* **EXERCISE AIM**: Copy each line that has the string "screenshot" somewhere in it.

* **SUPPLIED INFORMATION**:
>>>>>

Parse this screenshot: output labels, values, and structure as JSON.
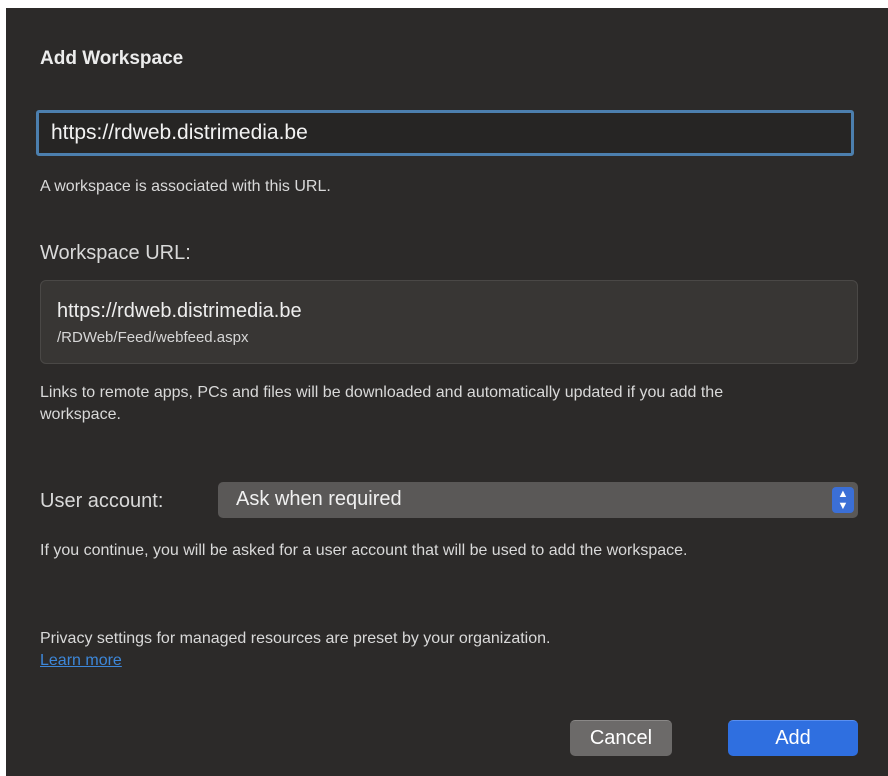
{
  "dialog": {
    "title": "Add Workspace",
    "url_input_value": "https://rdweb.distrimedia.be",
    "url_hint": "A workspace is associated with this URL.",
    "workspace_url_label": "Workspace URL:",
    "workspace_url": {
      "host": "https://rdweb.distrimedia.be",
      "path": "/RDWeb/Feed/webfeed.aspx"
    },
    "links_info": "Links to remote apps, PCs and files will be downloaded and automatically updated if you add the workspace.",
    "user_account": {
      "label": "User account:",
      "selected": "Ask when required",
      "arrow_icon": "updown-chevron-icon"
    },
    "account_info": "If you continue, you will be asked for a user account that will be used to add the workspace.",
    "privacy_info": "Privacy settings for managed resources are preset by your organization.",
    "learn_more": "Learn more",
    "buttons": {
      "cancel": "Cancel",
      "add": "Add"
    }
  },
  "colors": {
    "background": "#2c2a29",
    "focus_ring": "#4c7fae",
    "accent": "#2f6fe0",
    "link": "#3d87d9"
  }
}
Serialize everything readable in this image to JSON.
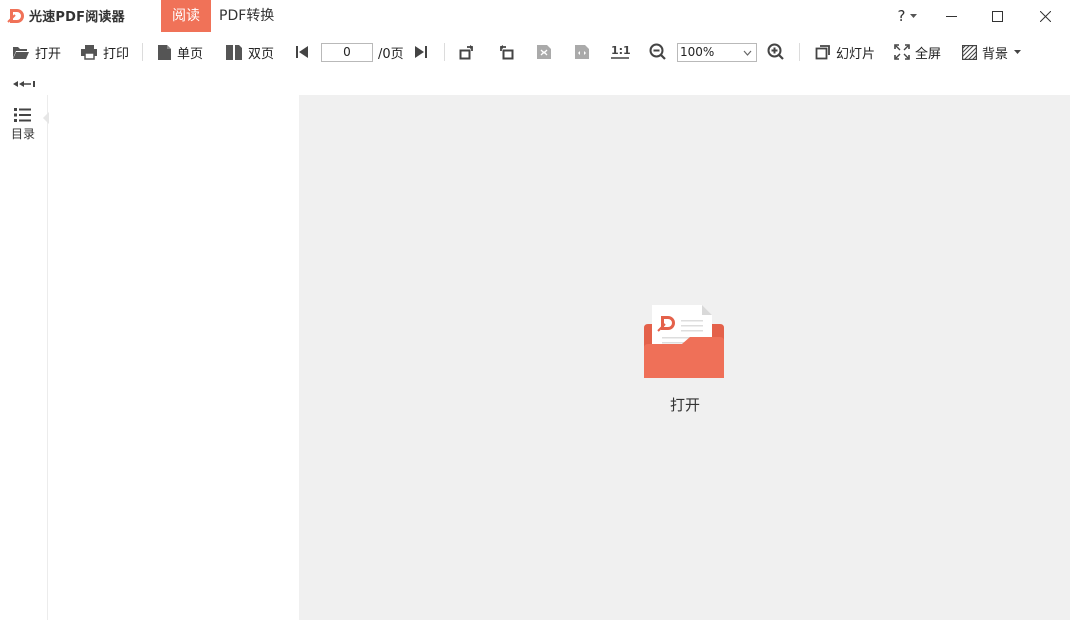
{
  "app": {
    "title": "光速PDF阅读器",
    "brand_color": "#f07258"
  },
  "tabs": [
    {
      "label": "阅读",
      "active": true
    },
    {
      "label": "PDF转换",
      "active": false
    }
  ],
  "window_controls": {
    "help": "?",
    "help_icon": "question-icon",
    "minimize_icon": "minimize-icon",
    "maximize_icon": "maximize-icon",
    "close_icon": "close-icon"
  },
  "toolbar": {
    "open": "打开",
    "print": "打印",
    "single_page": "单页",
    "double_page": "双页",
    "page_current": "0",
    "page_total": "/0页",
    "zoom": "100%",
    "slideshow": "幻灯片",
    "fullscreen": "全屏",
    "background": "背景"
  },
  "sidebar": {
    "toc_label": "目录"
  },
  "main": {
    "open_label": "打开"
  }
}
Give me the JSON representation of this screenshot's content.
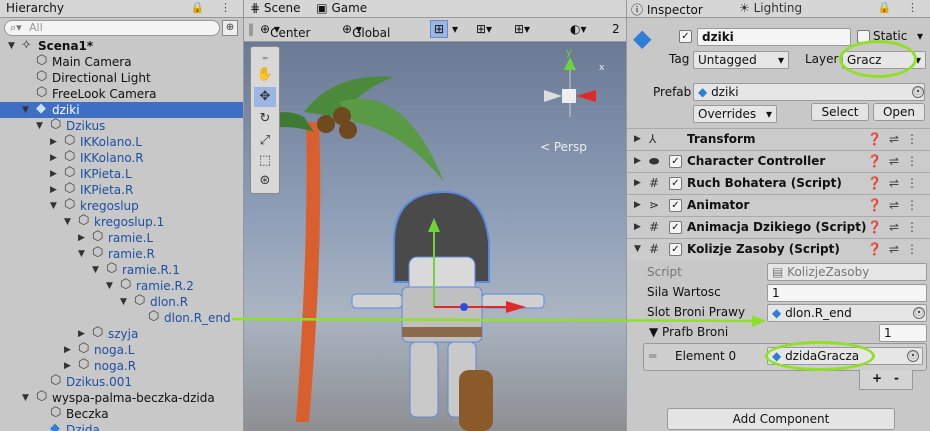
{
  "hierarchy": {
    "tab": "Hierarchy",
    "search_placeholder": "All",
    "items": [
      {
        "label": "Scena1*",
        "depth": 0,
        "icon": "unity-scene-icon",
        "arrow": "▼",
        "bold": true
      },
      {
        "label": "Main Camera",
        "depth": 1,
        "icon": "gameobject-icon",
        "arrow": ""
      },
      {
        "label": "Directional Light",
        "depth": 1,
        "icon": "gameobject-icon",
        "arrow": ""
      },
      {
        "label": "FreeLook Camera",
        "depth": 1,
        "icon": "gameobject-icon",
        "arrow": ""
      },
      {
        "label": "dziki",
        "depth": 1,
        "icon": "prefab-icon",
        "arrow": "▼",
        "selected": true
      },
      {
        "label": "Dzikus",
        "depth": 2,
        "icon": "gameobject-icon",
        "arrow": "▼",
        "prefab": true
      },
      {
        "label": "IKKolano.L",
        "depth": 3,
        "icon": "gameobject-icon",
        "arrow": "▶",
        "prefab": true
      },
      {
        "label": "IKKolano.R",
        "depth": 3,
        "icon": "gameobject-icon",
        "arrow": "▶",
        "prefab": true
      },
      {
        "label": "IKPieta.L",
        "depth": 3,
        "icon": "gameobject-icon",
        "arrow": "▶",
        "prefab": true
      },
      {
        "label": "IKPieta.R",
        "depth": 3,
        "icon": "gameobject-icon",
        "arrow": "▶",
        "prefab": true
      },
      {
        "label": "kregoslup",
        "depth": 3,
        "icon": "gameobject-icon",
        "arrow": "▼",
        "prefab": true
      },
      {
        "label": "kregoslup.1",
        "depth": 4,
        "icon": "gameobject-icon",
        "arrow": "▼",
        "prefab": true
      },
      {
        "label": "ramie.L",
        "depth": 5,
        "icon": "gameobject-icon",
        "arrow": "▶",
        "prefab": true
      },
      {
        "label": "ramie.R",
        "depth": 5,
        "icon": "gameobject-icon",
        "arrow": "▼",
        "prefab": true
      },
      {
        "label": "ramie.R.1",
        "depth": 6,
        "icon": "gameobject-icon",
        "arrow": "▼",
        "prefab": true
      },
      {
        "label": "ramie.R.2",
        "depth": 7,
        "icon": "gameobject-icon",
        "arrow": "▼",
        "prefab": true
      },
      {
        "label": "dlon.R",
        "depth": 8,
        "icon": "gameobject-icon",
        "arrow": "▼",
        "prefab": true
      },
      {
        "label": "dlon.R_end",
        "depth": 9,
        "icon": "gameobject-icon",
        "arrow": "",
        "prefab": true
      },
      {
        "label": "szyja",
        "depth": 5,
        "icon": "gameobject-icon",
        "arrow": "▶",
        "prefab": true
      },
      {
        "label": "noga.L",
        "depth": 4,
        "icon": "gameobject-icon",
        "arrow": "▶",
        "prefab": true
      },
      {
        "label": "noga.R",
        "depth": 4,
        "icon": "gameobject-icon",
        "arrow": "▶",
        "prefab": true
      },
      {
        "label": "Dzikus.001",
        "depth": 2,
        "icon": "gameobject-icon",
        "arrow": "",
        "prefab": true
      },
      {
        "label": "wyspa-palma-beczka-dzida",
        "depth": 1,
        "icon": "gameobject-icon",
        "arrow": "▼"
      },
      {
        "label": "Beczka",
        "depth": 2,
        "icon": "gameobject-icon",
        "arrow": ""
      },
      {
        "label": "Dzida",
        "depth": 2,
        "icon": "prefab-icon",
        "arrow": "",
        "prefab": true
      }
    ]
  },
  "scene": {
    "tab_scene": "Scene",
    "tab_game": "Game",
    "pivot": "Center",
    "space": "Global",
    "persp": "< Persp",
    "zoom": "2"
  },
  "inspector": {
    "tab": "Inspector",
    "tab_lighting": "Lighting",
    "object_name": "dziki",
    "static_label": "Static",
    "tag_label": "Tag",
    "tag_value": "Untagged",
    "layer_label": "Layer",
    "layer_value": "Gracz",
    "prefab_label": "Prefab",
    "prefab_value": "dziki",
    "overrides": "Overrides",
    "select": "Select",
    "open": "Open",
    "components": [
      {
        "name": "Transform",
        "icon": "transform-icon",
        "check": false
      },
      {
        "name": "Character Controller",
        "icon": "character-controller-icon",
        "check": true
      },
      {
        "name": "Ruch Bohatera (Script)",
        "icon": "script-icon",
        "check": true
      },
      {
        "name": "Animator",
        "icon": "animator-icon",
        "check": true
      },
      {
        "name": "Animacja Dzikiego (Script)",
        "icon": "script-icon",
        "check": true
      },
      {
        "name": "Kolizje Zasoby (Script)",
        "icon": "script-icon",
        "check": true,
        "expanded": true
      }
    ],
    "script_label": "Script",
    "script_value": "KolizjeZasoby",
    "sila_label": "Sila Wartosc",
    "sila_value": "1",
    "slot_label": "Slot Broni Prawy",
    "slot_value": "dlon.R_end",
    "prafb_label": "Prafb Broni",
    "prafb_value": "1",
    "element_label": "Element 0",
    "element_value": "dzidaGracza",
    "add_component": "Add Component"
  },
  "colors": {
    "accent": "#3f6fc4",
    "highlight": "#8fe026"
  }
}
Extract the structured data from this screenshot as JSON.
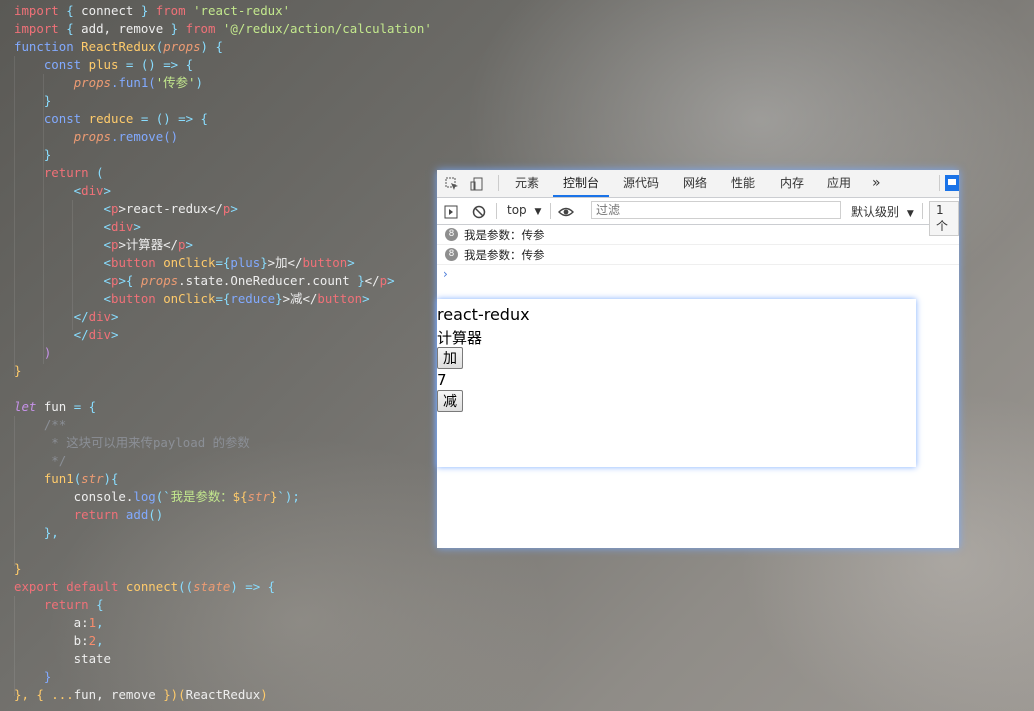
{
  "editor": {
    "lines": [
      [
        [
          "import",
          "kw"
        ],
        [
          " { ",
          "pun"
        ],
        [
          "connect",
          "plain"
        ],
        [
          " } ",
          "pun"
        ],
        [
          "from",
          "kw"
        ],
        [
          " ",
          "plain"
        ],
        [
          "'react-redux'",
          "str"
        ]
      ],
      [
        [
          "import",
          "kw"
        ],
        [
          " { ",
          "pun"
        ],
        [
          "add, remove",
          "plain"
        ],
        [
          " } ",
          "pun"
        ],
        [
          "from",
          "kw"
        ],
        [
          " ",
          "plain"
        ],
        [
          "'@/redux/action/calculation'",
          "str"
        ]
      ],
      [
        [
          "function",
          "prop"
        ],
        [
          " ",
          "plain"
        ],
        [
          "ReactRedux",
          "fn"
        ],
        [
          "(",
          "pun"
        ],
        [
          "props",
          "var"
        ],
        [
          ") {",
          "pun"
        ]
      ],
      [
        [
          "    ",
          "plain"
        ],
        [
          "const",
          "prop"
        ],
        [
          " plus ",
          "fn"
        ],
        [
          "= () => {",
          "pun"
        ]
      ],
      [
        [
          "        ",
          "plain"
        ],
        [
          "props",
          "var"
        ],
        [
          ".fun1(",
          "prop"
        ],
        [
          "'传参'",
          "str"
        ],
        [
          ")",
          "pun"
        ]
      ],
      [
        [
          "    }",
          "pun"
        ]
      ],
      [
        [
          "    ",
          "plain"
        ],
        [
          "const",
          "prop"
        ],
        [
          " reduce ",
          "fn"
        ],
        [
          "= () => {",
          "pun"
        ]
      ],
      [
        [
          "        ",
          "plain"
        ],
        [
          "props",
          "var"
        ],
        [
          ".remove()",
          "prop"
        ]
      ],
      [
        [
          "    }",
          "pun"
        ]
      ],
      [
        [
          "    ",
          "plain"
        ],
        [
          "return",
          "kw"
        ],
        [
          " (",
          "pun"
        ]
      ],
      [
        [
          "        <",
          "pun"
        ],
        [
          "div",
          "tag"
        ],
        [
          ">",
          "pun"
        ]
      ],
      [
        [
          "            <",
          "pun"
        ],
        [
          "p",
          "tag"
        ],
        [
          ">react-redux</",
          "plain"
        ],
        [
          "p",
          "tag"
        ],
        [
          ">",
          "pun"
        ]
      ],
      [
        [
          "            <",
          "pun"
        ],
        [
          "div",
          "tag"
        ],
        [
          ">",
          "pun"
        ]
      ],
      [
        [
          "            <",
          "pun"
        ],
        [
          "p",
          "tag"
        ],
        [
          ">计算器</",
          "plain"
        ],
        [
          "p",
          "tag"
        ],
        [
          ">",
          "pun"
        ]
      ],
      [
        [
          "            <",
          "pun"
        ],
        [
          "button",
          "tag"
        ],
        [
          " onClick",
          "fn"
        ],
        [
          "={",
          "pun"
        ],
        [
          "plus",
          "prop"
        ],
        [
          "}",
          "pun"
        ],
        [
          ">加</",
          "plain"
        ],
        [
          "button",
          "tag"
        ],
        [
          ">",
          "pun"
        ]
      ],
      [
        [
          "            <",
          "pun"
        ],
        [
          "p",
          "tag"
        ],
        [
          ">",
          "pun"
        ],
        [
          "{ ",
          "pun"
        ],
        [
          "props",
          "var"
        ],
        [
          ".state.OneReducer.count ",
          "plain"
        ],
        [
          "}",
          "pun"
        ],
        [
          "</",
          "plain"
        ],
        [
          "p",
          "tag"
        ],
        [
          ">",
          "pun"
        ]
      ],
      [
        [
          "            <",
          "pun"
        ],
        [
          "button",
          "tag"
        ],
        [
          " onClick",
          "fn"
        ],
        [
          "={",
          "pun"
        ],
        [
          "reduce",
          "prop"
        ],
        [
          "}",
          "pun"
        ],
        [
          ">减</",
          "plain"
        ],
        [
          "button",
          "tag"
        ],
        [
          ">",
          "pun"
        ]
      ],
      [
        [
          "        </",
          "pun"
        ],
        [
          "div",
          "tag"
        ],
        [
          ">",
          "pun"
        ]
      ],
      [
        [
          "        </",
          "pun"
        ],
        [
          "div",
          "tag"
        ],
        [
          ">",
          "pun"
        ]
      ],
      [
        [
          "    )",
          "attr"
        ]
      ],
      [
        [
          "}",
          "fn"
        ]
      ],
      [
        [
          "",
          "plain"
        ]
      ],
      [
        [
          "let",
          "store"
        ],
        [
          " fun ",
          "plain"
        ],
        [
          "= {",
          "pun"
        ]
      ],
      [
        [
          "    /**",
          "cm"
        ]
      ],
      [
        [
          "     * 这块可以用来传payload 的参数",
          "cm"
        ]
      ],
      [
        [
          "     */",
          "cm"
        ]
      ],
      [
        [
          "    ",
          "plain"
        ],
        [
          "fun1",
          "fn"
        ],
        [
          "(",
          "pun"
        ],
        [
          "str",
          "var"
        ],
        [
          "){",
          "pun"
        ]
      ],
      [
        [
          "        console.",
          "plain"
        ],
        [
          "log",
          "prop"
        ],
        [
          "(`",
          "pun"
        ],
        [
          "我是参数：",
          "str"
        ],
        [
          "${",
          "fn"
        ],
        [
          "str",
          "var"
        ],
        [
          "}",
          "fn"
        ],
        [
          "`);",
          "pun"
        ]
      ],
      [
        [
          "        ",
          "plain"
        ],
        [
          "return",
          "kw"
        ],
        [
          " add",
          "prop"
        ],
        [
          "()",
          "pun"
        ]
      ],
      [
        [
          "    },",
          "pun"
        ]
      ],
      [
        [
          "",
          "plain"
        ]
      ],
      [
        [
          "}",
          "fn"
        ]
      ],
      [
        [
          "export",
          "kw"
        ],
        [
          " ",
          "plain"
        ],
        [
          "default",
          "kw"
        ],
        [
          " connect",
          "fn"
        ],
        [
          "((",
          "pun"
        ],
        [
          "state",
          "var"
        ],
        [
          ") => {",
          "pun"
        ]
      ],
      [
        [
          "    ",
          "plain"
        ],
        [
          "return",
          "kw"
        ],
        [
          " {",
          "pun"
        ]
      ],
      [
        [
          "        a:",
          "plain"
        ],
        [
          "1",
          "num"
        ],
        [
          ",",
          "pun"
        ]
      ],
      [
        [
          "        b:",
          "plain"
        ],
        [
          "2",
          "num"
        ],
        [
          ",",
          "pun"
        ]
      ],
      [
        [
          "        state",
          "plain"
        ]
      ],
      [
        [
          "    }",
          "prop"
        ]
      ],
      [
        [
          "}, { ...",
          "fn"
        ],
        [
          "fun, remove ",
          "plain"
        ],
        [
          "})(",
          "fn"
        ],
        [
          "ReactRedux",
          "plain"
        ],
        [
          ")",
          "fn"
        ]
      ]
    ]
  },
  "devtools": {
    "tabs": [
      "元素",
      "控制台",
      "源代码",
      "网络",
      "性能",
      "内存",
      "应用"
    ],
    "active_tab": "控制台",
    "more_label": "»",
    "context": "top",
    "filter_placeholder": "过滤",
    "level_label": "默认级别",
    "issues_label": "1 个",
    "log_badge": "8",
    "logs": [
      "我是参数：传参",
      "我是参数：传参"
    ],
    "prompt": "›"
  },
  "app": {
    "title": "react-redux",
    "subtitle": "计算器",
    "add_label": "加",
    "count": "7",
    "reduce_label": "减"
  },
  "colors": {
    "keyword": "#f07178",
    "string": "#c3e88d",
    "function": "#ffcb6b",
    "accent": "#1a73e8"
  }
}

<<<<<

* **SOLVED PROBLEM**:
Parse this screenshot: output labels, values, and structure as JSON.
Give me the JSON representation of this screenshot's content.
Extract the structured data from this screenshot as JSON.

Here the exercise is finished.